(Task statement)
For the data that follows, report how many lines contain the word "name", and nothing else.

(Dataset entries)
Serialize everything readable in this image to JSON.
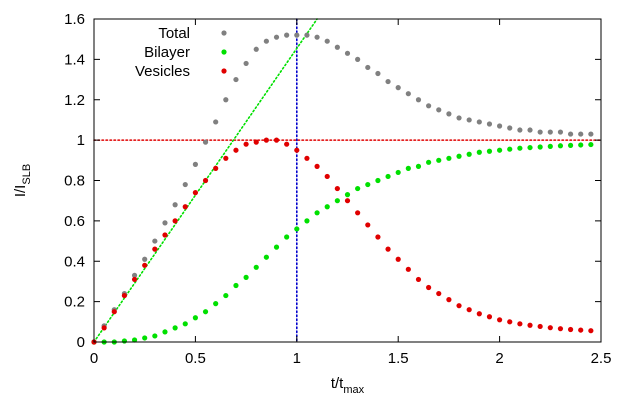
{
  "chart_data": {
    "type": "scatter",
    "xlabel": {
      "base": "t/t",
      "sub": "max"
    },
    "ylabel": {
      "base": "I/I",
      "sub": "SLB"
    },
    "xlim": [
      0,
      2.5
    ],
    "ylim": [
      0,
      1.6
    ],
    "xticks": [
      {
        "value": 0,
        "label": "0"
      },
      {
        "value": 0.5,
        "label": "0.5"
      },
      {
        "value": 1,
        "label": "1"
      },
      {
        "value": 1.5,
        "label": "1.5"
      },
      {
        "value": 2,
        "label": "2"
      },
      {
        "value": 2.5,
        "label": "2.5"
      }
    ],
    "yticks": [
      {
        "value": 0,
        "label": "0"
      },
      {
        "value": 0.2,
        "label": "0.2"
      },
      {
        "value": 0.4,
        "label": "0.4"
      },
      {
        "value": 0.6,
        "label": "0.6"
      },
      {
        "value": 0.8,
        "label": "0.8"
      },
      {
        "value": 1,
        "label": "1"
      },
      {
        "value": 1.2,
        "label": "1.2"
      },
      {
        "value": 1.4,
        "label": "1.4"
      },
      {
        "value": 1.6,
        "label": "1.6"
      }
    ],
    "grid": false,
    "legend_position": "top-left",
    "series": [
      {
        "name": "Total",
        "color": "#808080",
        "x": [
          0,
          0.05,
          0.1,
          0.15,
          0.2,
          0.25,
          0.3,
          0.35,
          0.4,
          0.45,
          0.5,
          0.55,
          0.6,
          0.65,
          0.7,
          0.75,
          0.8,
          0.85,
          0.9,
          0.95,
          1.0,
          1.05,
          1.1,
          1.15,
          1.2,
          1.25,
          1.3,
          1.35,
          1.4,
          1.45,
          1.5,
          1.55,
          1.6,
          1.65,
          1.7,
          1.75,
          1.8,
          1.85,
          1.9,
          1.95,
          2.0,
          2.05,
          2.1,
          2.15,
          2.2,
          2.25,
          2.3,
          2.35,
          2.4,
          2.45
        ],
        "y": [
          0,
          0.08,
          0.16,
          0.24,
          0.33,
          0.41,
          0.5,
          0.59,
          0.68,
          0.78,
          0.88,
          0.99,
          1.09,
          1.2,
          1.3,
          1.38,
          1.45,
          1.49,
          1.51,
          1.52,
          1.52,
          1.52,
          1.51,
          1.49,
          1.46,
          1.43,
          1.4,
          1.36,
          1.33,
          1.29,
          1.26,
          1.23,
          1.2,
          1.17,
          1.15,
          1.13,
          1.11,
          1.1,
          1.09,
          1.08,
          1.07,
          1.06,
          1.05,
          1.05,
          1.04,
          1.04,
          1.04,
          1.03,
          1.03,
          1.03
        ]
      },
      {
        "name": "Bilayer",
        "color": "#00e000",
        "x": [
          0,
          0.05,
          0.1,
          0.15,
          0.2,
          0.25,
          0.3,
          0.35,
          0.4,
          0.45,
          0.5,
          0.55,
          0.6,
          0.65,
          0.7,
          0.75,
          0.8,
          0.85,
          0.9,
          0.95,
          1.0,
          1.05,
          1.1,
          1.15,
          1.2,
          1.25,
          1.3,
          1.35,
          1.4,
          1.45,
          1.5,
          1.55,
          1.6,
          1.65,
          1.7,
          1.75,
          1.8,
          1.85,
          1.9,
          1.95,
          2.0,
          2.05,
          2.1,
          2.15,
          2.2,
          2.25,
          2.3,
          2.35,
          2.4,
          2.45
        ],
        "y": [
          0,
          0,
          0,
          0.005,
          0.01,
          0.02,
          0.03,
          0.05,
          0.07,
          0.09,
          0.12,
          0.15,
          0.19,
          0.23,
          0.28,
          0.32,
          0.37,
          0.42,
          0.47,
          0.52,
          0.56,
          0.6,
          0.64,
          0.67,
          0.7,
          0.73,
          0.76,
          0.78,
          0.8,
          0.82,
          0.84,
          0.86,
          0.87,
          0.89,
          0.9,
          0.91,
          0.92,
          0.93,
          0.94,
          0.945,
          0.95,
          0.955,
          0.96,
          0.963,
          0.966,
          0.969,
          0.972,
          0.974,
          0.976,
          0.978
        ]
      },
      {
        "name": "Vesicles",
        "color": "#e00000",
        "x": [
          0,
          0.05,
          0.1,
          0.15,
          0.2,
          0.25,
          0.3,
          0.35,
          0.4,
          0.45,
          0.5,
          0.55,
          0.6,
          0.65,
          0.7,
          0.75,
          0.8,
          0.85,
          0.9,
          0.95,
          1.0,
          1.05,
          1.1,
          1.15,
          1.2,
          1.25,
          1.3,
          1.35,
          1.4,
          1.45,
          1.5,
          1.55,
          1.6,
          1.65,
          1.7,
          1.75,
          1.8,
          1.85,
          1.9,
          1.95,
          2.0,
          2.05,
          2.1,
          2.15,
          2.2,
          2.25,
          2.3,
          2.35,
          2.4,
          2.45
        ],
        "y": [
          0,
          0.07,
          0.15,
          0.23,
          0.31,
          0.38,
          0.46,
          0.53,
          0.6,
          0.67,
          0.74,
          0.8,
          0.86,
          0.91,
          0.95,
          0.98,
          0.99,
          1.0,
          1.0,
          0.98,
          0.95,
          0.91,
          0.87,
          0.82,
          0.76,
          0.7,
          0.64,
          0.58,
          0.52,
          0.46,
          0.41,
          0.36,
          0.31,
          0.27,
          0.24,
          0.21,
          0.18,
          0.16,
          0.14,
          0.125,
          0.11,
          0.1,
          0.09,
          0.083,
          0.077,
          0.071,
          0.066,
          0.062,
          0.059,
          0.056
        ]
      }
    ],
    "reference_lines": [
      {
        "orientation": "horizontal",
        "value": 1,
        "color": "#e00000",
        "style": "dotted"
      },
      {
        "orientation": "vertical",
        "value": 1,
        "color": "#0000cc",
        "style": "dotted"
      },
      {
        "orientation": "diagonal",
        "from": [
          0,
          0
        ],
        "to": [
          1.1,
          1.6
        ],
        "color": "#00e000",
        "style": "dotted"
      }
    ]
  }
}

(Exercise solution)
3